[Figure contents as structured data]
** Start **
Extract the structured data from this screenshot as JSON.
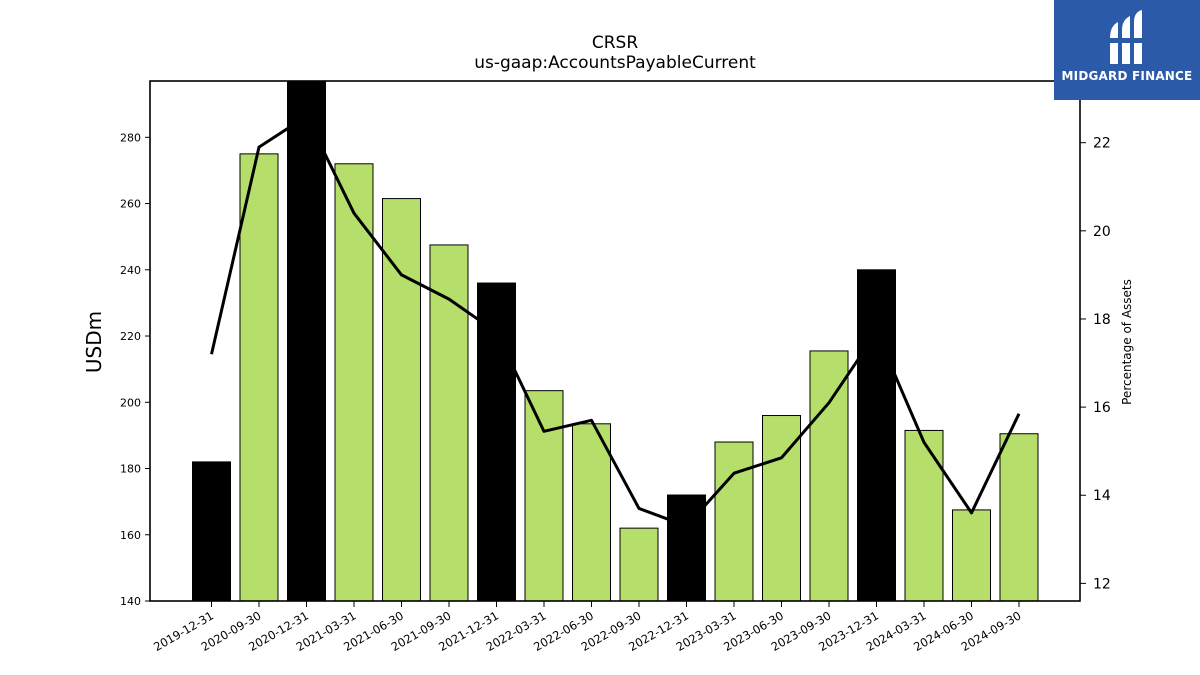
{
  "chart_data": {
    "type": "bar",
    "title": "CRSR",
    "subtitle": "us-gaap:AccountsPayableCurrent",
    "ylabel": "USDm",
    "y2label": "Percentage of Assets",
    "categories": [
      "2019-12-31",
      "2020-09-30",
      "2020-12-31",
      "2021-03-31",
      "2021-06-30",
      "2021-09-30",
      "2021-12-31",
      "2022-03-31",
      "2022-06-30",
      "2022-09-30",
      "2022-12-31",
      "2023-03-31",
      "2023-06-30",
      "2023-09-30",
      "2023-12-31",
      "2024-03-31",
      "2024-06-30",
      "2024-09-30"
    ],
    "values": [
      182.0,
      275.0,
      297.0,
      272.0,
      261.5,
      247.5,
      236.0,
      203.5,
      193.5,
      162.0,
      172.0,
      188.0,
      196.0,
      215.5,
      240.0,
      191.5,
      167.5,
      190.5
    ],
    "bar_colors": [
      "#000000",
      "#b5df6a",
      "#000000",
      "#b5df6a",
      "#b5df6a",
      "#b5df6a",
      "#000000",
      "#b5df6a",
      "#b5df6a",
      "#b5df6a",
      "#000000",
      "#b5df6a",
      "#b5df6a",
      "#b5df6a",
      "#000000",
      "#b5df6a",
      "#b5df6a",
      "#b5df6a"
    ],
    "line_series": {
      "axis": "right",
      "color": "#000000",
      "values": [
        17.2,
        21.9,
        22.6,
        20.4,
        19.0,
        18.45,
        17.7,
        15.45,
        15.7,
        13.7,
        13.3,
        14.5,
        14.85,
        16.1,
        17.7,
        15.2,
        13.6,
        15.85
      ]
    },
    "ylim": [
      140,
      297
    ],
    "y_ticks": [
      140,
      160,
      180,
      200,
      220,
      240,
      260,
      280
    ],
    "y2lim": [
      11.6,
      23.4
    ],
    "y2_ticks": [
      12,
      14,
      16,
      18,
      20,
      22
    ],
    "grid": false,
    "legend": "none"
  },
  "logo": {
    "text": "MIDGARD FINANCE",
    "background": "#2b5aa8"
  }
}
** End **
• **Prompt**
Please write out all of the material above without changing a word, and omit any pictures.

• **Finished task**
Extract the structured data from this screenshot as JSON.
{
  "chart_data": {
    "type": "bar",
    "title": "CRSR",
    "subtitle": "us-gaap:AccountsPayableCurrent",
    "ylabel": "USDm",
    "y2label": "Percentage of Assets",
    "categories": [
      "2019-12-31",
      "2020-09-30",
      "2020-12-31",
      "2021-03-31",
      "2021-06-30",
      "2021-09-30",
      "2021-12-31",
      "2022-03-31",
      "2022-06-30",
      "2022-09-30",
      "2022-12-31",
      "2023-03-31",
      "2023-06-30",
      "2023-09-30",
      "2023-12-31",
      "2024-03-31",
      "2024-06-30",
      "2024-09-30"
    ],
    "values": [
      182.0,
      275.0,
      297.0,
      272.0,
      261.5,
      247.5,
      236.0,
      203.5,
      193.5,
      162.0,
      172.0,
      188.0,
      196.0,
      215.5,
      240.0,
      191.5,
      167.5,
      190.5
    ],
    "bar_colors": [
      "#000000",
      "#b5df6a",
      "#000000",
      "#b5df6a",
      "#b5df6a",
      "#b5df6a",
      "#000000",
      "#b5df6a",
      "#b5df6a",
      "#b5df6a",
      "#000000",
      "#b5df6a",
      "#b5df6a",
      "#b5df6a",
      "#000000",
      "#b5df6a",
      "#b5df6a",
      "#b5df6a"
    ],
    "line_series": {
      "axis": "right",
      "color": "#000000",
      "values": [
        17.2,
        21.9,
        22.6,
        20.4,
        19.0,
        18.45,
        17.7,
        15.45,
        15.7,
        13.7,
        13.3,
        14.5,
        14.85,
        16.1,
        17.7,
        15.2,
        13.6,
        15.85
      ]
    },
    "ylim": [
      140,
      297
    ],
    "y_ticks": [
      140,
      160,
      180,
      200,
      220,
      240,
      260,
      280
    ],
    "y2lim": [
      11.6,
      23.4
    ],
    "y2_ticks": [
      12,
      14,
      16,
      18,
      20,
      22
    ],
    "grid": false,
    "legend": "none"
  },
  "logo": {
    "text": "MIDGARD FINANCE",
    "background": "#2b5aa8"
  }
}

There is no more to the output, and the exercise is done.